* [GOAL] Copy out each line that has "月我国光伏玻璃出口均价与国内均价对比" in it.

Figure record extracts
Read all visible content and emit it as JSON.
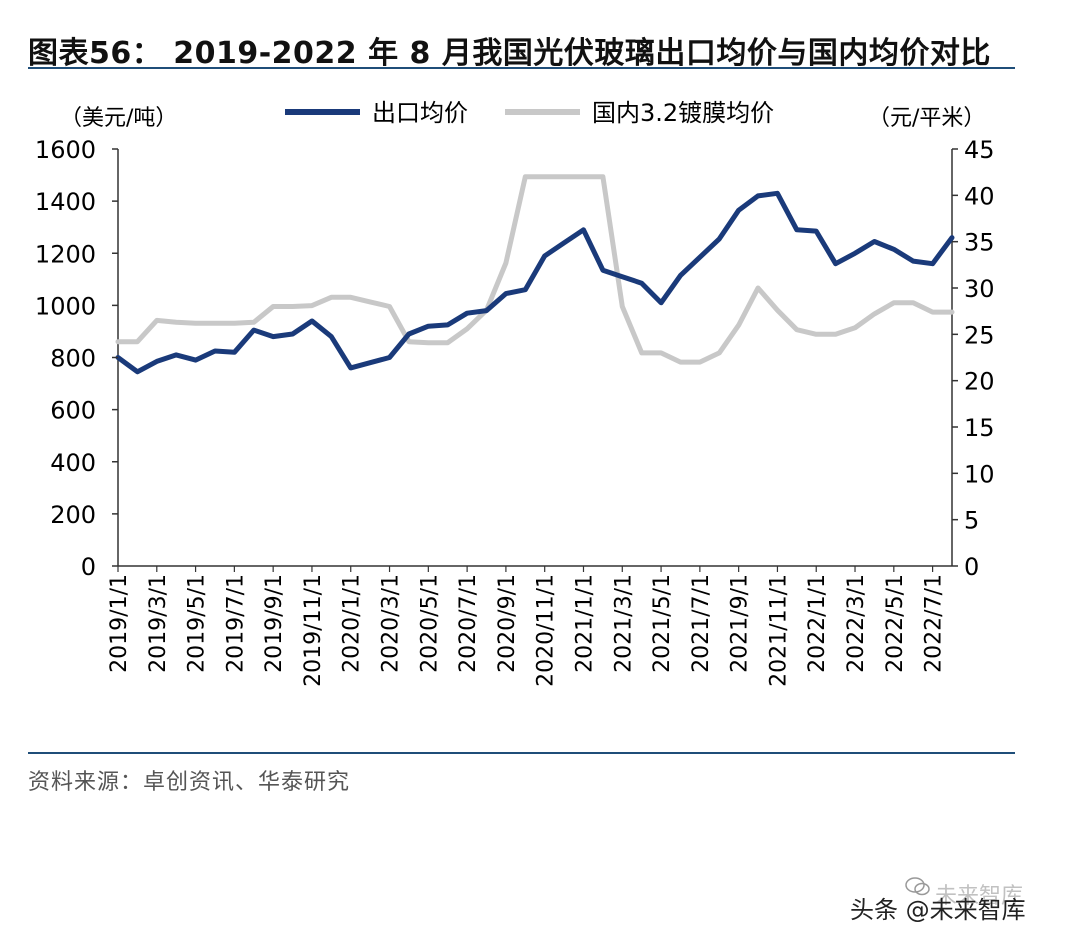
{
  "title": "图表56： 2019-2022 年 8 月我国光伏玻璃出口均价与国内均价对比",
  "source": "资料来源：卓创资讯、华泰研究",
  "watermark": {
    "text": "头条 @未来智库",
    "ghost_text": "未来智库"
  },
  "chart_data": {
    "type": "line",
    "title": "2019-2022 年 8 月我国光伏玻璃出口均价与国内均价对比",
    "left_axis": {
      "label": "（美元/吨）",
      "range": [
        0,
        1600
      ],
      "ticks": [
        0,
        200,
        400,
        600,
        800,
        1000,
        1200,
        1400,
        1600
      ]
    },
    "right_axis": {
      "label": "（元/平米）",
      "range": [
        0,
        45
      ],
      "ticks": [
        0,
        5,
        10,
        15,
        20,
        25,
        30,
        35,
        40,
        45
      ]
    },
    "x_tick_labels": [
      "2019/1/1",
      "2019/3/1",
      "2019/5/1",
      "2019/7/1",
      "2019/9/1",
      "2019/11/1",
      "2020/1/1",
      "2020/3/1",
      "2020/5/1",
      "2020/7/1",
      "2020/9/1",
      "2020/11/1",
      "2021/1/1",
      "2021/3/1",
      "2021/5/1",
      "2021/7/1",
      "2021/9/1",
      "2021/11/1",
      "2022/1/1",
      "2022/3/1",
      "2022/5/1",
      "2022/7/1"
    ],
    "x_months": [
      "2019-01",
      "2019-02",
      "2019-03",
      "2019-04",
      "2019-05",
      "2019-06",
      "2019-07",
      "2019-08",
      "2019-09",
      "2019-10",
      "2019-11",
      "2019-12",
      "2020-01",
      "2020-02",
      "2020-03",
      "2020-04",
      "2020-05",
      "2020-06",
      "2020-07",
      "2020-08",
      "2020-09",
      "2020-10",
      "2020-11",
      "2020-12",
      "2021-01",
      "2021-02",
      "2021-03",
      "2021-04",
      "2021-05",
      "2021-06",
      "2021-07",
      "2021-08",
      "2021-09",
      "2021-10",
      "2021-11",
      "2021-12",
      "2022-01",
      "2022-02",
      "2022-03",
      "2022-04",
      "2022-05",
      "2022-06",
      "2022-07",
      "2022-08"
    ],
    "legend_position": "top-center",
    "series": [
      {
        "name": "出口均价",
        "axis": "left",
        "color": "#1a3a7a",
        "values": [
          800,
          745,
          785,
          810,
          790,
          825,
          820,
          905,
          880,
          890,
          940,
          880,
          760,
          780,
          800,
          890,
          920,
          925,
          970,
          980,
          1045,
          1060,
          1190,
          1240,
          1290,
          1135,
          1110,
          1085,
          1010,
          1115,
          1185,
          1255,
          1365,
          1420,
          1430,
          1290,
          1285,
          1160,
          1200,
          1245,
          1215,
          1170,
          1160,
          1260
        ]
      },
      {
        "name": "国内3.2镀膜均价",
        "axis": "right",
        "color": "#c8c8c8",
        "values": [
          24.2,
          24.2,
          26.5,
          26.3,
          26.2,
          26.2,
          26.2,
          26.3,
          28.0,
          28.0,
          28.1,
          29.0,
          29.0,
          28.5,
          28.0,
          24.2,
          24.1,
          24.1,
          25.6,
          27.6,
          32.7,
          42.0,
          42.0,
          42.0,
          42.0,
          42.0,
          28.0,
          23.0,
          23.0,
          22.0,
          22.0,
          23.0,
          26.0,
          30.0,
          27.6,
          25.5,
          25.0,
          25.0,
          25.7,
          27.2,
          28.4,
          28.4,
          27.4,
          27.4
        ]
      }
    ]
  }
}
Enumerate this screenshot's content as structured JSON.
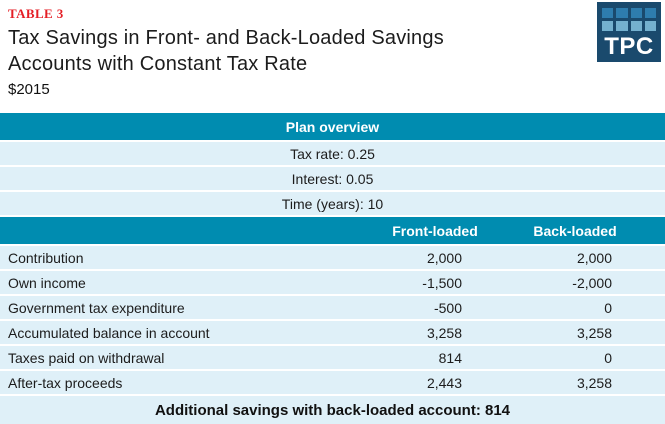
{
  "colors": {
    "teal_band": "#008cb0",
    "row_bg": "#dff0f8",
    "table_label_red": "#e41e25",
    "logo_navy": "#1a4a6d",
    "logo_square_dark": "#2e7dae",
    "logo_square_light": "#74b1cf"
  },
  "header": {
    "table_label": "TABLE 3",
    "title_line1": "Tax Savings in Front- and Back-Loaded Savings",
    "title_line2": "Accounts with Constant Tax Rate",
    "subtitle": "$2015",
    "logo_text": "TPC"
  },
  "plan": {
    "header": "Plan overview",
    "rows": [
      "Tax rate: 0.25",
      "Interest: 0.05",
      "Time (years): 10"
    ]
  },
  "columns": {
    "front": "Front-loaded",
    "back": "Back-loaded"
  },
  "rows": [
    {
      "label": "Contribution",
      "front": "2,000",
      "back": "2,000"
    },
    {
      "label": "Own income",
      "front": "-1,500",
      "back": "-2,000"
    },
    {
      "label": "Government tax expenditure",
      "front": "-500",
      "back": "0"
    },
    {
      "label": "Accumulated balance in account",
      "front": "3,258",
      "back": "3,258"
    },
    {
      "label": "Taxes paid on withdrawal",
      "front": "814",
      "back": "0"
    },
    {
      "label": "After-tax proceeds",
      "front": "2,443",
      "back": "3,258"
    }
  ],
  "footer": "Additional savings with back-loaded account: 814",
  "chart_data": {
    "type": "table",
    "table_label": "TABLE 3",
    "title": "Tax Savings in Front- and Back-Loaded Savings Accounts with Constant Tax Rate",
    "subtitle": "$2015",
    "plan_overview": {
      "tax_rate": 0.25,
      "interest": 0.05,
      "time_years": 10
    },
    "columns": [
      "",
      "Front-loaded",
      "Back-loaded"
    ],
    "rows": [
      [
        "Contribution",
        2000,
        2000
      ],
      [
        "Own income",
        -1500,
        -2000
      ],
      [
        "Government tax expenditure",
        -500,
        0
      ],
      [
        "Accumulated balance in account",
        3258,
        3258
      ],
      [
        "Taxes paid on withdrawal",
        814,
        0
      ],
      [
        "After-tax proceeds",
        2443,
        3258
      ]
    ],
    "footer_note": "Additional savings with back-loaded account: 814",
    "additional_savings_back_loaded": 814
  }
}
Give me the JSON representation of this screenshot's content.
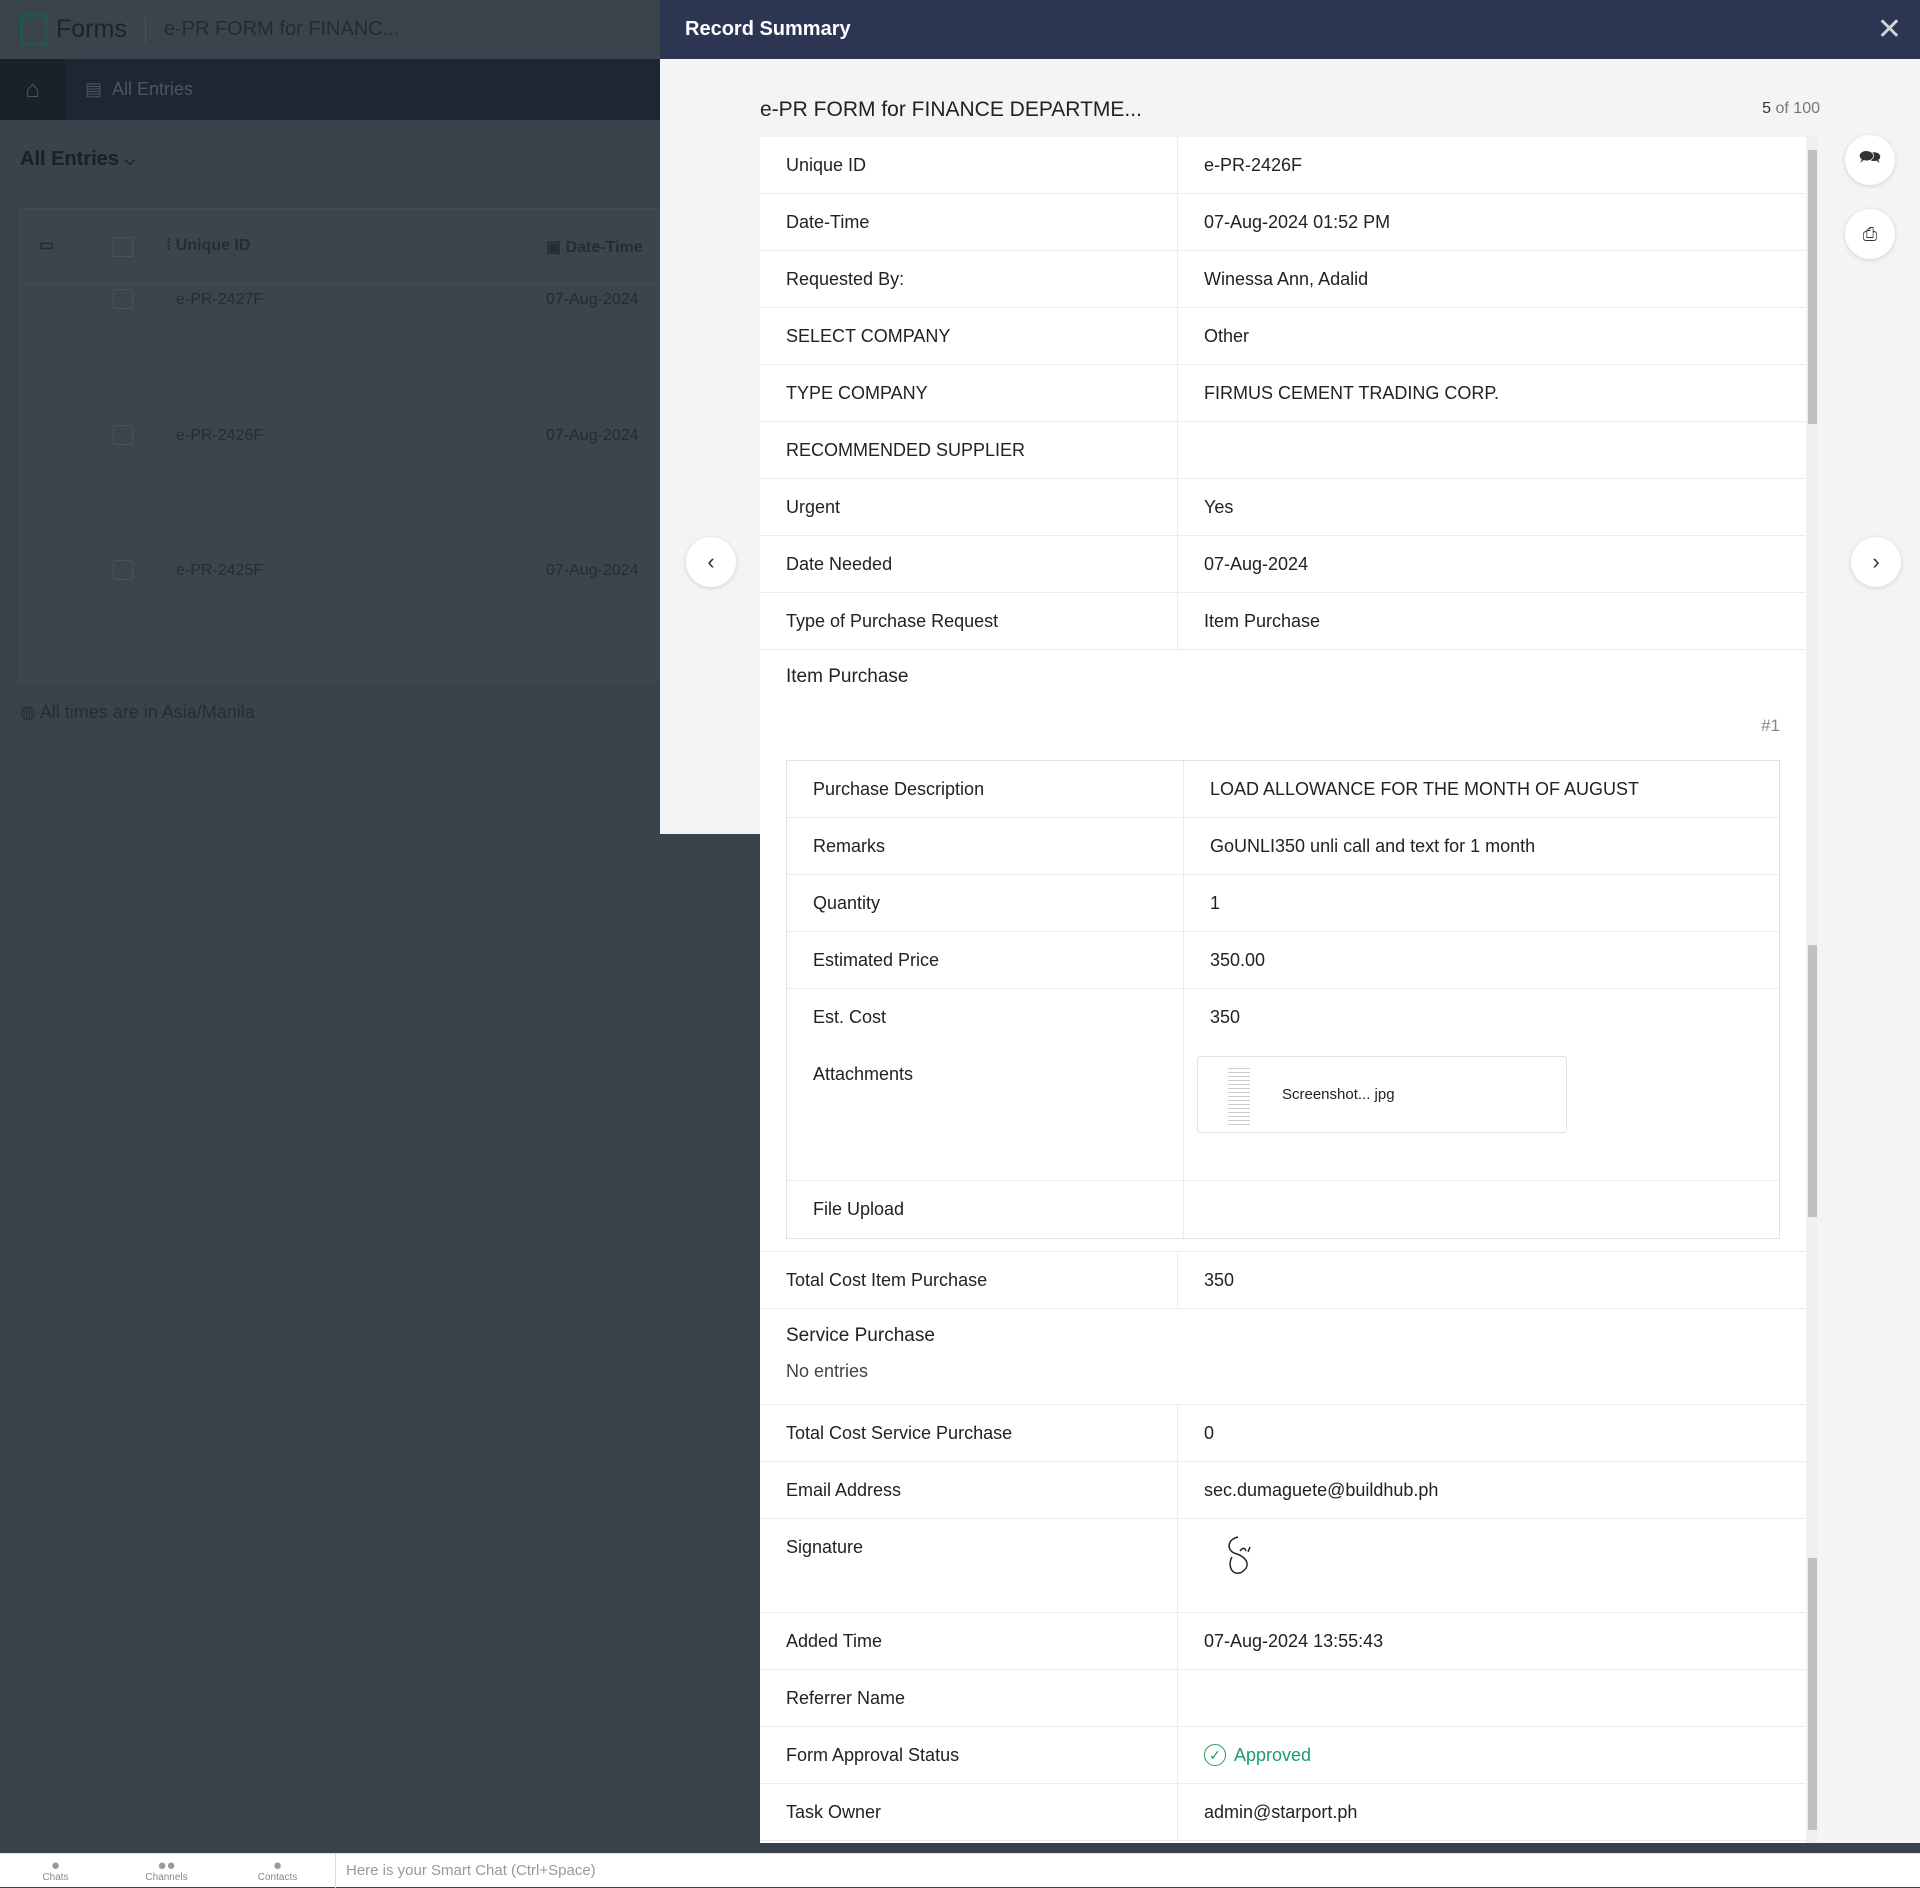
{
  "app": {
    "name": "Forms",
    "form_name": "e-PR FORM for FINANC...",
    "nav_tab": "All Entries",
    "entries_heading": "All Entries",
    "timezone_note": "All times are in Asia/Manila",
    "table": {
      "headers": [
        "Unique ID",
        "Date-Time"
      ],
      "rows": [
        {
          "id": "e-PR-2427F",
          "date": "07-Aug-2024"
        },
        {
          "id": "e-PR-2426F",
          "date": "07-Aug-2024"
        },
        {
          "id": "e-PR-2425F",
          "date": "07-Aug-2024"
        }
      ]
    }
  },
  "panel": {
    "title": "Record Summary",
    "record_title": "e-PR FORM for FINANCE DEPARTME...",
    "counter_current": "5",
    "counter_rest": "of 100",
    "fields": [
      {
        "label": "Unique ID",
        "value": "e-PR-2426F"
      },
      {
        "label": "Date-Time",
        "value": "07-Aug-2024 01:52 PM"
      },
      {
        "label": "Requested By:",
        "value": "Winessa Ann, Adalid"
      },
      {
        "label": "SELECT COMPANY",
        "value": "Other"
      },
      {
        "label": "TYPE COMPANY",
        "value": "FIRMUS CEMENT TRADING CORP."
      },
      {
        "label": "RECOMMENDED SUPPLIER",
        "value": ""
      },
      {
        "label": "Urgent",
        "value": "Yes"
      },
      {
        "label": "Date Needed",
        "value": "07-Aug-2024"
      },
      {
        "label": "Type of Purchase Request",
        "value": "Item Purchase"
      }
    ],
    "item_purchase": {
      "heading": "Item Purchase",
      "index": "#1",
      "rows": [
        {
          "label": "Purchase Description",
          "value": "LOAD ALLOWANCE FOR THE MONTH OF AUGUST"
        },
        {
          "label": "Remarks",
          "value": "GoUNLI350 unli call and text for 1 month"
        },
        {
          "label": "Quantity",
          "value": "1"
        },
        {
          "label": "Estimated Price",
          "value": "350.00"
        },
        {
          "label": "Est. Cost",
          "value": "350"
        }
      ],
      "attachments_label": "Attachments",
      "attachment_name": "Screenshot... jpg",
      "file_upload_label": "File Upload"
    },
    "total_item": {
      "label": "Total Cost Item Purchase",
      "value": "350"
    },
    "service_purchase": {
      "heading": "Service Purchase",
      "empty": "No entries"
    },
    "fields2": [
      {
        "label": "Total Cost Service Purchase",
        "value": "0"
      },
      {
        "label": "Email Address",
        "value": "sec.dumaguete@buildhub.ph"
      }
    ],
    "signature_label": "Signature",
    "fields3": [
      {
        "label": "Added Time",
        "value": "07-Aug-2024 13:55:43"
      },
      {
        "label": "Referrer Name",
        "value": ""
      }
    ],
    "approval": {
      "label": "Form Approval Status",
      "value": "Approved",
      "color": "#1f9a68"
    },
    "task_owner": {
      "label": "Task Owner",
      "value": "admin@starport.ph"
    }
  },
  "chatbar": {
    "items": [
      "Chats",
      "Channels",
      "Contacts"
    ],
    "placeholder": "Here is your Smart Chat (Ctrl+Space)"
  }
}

* [FULL RESPONSE]
  "title": "图表56： 2019-2022 年 8 月我国光伏玻璃出口均价与国内均价对比",
    "title": "2019-2022 年 8 月我国光伏玻璃出口均价与国内均价对比",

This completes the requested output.